Text section |
05 Jun Revenge on Reflux -Addressing psychological and lifestyle factors
Do you experience a pain or burning in your throat after eating? Do you experience heartburn? If so, you might have Gastroesophageal reflux disease (GERD). This occurs when a muscle at the end of your esophagus does not close properly. Some of the standard recommendations are helpful to alleviate these symptoms. Here are a few:
- Avoiding alcohol and spicy, fatty, or acidic foods that trigger heartburn. Tomatoes or chocolate might fall in this category.
- Eating smaller meals
- Not eating close to bedtime
- Losing weight if needed
For other people though (about 40%), traditional medical treatments don’t help and symptoms can at times be quite debilitating. There are also other factors that play a role in creating a vicious cycle for GERD. For example, most people with heartburn have sleep problems. A Gallup survey showed that 79% of people with weekly heartburn have nighttime symptoms. The relationship between insomnia and GERD, however, is not well understood. A group of researchers at the University of Michigan will be exploring the effect of cognitive behavioral therapy for insomnia on GERD symptoms. Psychological factors (e.g. stress) can exacerbate these symptoms. Preliminary studies explore the use of interventions such as diaphragmatic breathing and esophageal hypnotherapy for functional heartburn. Esophageal directed hypnotherapy has been used for refractory symptoms in functional gastrointestinal disorders. According to Riehl et al 2015, hypnotherapy produced improvements in heartburn symptoms, anxiety, and quality of life.
In summary, GERD and heartburn are just a couple more examples of medical disorders with significant lifestyle and psychological influences. Addressing these other factors, beyond medication, may be of benefit.

Extracted material |
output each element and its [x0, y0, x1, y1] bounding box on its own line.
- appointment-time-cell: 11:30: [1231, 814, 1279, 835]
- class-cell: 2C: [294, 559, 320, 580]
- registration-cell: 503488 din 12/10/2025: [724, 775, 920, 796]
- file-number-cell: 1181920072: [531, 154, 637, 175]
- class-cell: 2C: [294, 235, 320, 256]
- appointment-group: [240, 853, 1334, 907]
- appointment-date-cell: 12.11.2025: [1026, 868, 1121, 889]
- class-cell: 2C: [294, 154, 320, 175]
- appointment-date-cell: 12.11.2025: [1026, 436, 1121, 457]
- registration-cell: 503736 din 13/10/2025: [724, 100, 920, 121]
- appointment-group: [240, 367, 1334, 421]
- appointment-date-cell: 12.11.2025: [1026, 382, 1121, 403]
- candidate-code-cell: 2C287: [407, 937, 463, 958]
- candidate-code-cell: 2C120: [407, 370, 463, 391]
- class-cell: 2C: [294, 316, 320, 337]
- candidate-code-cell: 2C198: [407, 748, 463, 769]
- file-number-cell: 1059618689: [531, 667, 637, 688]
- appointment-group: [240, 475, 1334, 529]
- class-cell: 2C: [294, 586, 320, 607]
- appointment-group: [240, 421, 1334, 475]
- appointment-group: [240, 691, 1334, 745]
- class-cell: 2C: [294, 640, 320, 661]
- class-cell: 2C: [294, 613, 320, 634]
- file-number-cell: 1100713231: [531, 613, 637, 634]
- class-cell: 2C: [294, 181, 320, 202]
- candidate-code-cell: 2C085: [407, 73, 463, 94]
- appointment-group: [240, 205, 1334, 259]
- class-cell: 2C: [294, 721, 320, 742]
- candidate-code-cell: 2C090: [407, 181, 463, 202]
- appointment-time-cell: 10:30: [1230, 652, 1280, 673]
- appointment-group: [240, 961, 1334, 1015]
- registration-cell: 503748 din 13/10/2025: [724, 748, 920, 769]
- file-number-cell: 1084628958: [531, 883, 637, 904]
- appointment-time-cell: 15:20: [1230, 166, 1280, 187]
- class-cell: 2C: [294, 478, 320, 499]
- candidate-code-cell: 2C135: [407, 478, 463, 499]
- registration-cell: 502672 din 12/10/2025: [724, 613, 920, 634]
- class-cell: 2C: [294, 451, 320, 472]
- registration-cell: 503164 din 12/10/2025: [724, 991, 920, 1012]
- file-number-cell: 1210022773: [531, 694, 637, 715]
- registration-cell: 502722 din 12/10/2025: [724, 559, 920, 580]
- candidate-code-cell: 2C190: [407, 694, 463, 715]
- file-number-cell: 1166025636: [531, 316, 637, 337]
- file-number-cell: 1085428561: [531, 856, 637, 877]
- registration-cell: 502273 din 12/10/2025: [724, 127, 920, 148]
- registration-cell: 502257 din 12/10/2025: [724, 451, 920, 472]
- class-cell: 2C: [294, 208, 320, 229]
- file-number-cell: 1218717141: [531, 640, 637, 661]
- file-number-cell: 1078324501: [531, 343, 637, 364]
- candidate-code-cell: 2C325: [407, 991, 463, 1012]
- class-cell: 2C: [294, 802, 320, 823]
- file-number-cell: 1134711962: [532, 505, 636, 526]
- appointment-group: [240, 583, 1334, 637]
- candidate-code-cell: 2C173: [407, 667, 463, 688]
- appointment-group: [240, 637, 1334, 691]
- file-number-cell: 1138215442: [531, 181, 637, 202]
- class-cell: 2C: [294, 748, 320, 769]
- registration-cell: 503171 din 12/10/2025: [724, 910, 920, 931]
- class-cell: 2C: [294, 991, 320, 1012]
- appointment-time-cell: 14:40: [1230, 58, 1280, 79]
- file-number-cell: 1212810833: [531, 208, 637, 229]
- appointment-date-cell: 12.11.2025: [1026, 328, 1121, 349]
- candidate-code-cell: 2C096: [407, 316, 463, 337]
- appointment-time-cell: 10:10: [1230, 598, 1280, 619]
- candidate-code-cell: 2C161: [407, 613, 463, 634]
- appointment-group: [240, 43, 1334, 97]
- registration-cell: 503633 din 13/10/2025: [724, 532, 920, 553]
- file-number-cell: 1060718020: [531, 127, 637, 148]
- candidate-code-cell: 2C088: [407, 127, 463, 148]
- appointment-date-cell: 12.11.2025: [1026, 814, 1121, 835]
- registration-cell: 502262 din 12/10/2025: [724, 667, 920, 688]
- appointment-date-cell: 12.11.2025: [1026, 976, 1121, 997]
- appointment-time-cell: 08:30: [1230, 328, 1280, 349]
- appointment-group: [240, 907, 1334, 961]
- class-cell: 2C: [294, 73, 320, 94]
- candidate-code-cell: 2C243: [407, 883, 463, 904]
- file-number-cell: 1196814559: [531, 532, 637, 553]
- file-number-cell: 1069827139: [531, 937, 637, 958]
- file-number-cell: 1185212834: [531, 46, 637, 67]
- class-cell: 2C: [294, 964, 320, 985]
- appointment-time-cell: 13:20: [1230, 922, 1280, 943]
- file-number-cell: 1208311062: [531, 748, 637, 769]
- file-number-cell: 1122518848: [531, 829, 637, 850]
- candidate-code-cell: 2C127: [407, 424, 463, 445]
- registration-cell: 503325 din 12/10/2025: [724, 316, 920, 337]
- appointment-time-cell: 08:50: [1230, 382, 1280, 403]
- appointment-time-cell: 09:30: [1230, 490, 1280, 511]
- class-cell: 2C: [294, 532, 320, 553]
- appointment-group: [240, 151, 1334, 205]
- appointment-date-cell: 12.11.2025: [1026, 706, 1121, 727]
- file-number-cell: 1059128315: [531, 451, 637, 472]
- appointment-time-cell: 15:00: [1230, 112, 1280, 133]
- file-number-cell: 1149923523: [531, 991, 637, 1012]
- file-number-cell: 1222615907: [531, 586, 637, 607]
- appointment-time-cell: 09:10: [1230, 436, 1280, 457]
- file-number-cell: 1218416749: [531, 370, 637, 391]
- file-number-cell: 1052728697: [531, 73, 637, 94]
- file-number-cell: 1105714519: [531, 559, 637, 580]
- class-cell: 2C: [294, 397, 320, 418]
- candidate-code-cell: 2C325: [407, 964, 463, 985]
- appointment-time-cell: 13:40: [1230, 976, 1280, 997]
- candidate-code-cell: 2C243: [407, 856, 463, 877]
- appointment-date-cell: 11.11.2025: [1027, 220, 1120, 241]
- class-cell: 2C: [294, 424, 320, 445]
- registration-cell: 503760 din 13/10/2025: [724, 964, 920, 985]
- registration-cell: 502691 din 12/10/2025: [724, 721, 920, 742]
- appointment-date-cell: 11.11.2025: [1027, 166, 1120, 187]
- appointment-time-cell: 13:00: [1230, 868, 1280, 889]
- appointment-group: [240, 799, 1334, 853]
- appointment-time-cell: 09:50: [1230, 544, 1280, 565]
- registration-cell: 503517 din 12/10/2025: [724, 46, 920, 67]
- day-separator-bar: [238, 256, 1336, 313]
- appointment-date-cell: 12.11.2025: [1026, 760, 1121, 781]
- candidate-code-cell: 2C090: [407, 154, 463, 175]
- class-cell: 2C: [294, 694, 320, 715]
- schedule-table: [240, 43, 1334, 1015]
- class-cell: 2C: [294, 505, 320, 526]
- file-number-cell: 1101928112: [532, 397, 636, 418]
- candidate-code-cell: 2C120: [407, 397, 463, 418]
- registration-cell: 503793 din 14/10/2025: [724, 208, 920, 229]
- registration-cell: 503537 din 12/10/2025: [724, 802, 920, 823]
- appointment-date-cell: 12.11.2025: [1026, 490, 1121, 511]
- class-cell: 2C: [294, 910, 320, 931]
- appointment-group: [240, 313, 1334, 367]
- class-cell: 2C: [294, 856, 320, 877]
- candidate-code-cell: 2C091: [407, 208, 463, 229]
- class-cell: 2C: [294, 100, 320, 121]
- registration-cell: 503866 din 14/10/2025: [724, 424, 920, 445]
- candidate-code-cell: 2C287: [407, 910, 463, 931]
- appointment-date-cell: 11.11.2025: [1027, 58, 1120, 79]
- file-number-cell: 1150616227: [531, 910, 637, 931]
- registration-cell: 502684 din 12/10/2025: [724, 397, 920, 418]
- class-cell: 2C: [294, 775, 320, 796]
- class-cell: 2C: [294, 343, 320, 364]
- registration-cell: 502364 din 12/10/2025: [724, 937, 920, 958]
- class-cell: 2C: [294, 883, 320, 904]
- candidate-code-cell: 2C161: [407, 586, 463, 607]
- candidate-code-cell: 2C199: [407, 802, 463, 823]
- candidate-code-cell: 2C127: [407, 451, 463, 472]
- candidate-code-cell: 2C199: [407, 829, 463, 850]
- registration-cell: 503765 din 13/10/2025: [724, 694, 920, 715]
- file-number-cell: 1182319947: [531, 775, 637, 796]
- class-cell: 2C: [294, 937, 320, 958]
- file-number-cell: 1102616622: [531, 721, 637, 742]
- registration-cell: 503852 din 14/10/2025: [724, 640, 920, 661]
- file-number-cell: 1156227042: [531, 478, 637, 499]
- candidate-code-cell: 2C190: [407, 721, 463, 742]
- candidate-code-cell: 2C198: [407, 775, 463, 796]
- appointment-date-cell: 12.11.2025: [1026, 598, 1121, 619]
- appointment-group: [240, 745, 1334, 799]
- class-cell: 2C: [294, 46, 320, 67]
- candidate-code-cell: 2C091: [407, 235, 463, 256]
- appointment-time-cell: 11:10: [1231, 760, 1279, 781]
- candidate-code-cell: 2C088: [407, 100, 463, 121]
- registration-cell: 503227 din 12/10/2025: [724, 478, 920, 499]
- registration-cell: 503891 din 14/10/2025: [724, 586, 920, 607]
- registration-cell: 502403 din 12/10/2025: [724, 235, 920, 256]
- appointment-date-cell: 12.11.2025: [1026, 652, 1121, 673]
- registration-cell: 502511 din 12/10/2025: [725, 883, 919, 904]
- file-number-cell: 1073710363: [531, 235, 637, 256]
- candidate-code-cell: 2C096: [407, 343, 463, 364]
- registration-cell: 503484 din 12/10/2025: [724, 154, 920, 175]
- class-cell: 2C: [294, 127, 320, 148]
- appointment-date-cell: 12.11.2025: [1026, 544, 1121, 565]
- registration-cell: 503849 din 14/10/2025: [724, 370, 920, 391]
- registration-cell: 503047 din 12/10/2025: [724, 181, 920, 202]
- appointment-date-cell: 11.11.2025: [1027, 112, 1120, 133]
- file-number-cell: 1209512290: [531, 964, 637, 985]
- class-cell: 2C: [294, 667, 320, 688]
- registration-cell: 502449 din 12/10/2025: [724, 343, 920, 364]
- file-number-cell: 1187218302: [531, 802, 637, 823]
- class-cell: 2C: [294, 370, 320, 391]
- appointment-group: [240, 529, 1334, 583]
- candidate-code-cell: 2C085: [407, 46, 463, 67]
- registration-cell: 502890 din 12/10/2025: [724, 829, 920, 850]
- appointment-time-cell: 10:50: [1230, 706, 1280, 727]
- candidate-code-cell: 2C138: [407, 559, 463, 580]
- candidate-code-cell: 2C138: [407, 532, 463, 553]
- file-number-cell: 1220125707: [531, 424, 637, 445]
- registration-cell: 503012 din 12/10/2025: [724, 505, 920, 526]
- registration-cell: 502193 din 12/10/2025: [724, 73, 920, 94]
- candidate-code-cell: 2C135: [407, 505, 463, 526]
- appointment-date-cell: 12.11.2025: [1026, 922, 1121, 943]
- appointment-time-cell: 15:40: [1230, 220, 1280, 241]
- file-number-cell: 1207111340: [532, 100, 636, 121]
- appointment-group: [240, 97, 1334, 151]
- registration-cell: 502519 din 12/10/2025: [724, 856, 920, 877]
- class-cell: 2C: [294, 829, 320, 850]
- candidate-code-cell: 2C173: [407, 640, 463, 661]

Assigned task A |
Answer the following from the reflux article:
(i) Which two foods does it name as possibly falling into the category of heartburn triggers?
(ii) What percentage of people with weekly heartburn have nighttime symptoms, according to the Gallup survey?
(iii) According to Riehl et al 2015, what did hypnotherapy improve?
Assigned task B | Reproduce the passage of the reflux article that opens with the words containing "In summary, GERD" and closes with "be of benefit.".

Task result A |
(i) Tomatoes and chocolate.
(ii) 79%.
(iii) Heartburn symptoms, anxiety, and quality of life.

Task result B |
In summary, GERD and heartburn are just a couple more examples of medical disorders with significant lifestyle and psychological influences. Addressing these other factors, beyond medication, may be of benefit.